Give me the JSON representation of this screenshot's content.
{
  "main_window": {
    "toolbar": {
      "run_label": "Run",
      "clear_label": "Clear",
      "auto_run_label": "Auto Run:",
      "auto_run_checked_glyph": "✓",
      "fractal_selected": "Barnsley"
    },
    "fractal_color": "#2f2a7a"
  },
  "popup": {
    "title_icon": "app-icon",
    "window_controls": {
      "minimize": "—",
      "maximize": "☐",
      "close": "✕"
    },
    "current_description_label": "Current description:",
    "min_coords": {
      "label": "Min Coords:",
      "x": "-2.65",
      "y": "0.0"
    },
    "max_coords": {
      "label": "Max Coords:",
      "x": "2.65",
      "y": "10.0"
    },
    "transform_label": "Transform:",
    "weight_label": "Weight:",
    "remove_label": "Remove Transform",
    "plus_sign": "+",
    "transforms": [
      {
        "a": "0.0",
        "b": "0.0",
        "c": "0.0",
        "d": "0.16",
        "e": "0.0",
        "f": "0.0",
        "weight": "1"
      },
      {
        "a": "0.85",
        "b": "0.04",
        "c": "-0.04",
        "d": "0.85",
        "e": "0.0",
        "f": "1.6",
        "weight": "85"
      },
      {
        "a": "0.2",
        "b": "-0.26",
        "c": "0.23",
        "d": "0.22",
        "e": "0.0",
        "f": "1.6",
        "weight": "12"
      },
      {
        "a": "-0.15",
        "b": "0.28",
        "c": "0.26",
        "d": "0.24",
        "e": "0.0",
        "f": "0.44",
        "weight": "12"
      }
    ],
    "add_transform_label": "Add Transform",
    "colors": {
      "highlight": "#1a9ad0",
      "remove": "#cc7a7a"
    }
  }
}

_ _ _

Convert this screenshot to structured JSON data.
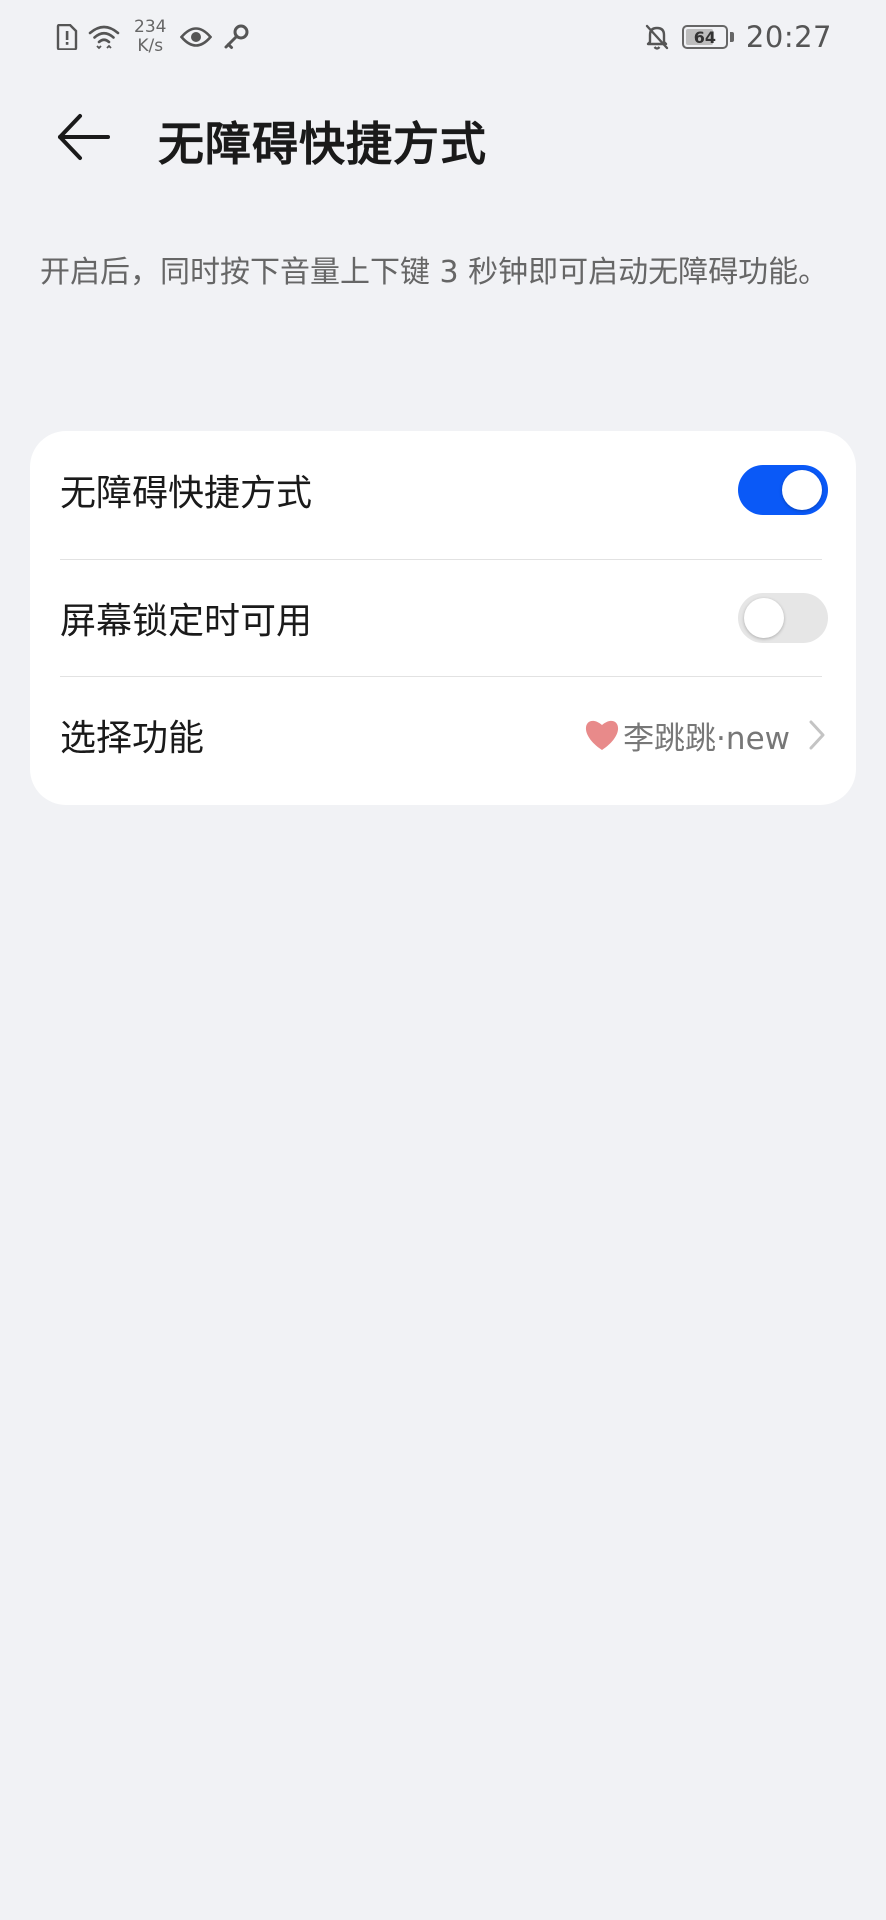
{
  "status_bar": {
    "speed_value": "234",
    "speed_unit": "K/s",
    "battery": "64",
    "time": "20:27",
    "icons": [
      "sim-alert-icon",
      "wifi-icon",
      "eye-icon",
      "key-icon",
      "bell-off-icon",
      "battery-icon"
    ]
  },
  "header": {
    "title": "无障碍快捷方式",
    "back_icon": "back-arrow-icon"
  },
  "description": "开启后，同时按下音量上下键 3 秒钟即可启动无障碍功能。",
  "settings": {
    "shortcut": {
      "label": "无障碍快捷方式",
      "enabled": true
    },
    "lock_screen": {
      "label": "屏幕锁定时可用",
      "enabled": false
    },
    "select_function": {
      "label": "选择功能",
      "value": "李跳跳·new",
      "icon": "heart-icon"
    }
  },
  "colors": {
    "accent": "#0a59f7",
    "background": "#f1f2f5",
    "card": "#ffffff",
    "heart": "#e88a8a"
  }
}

_ _ _

### What is asked
Write the number of lines containing the word "this" and nothing besides it.

### Response
2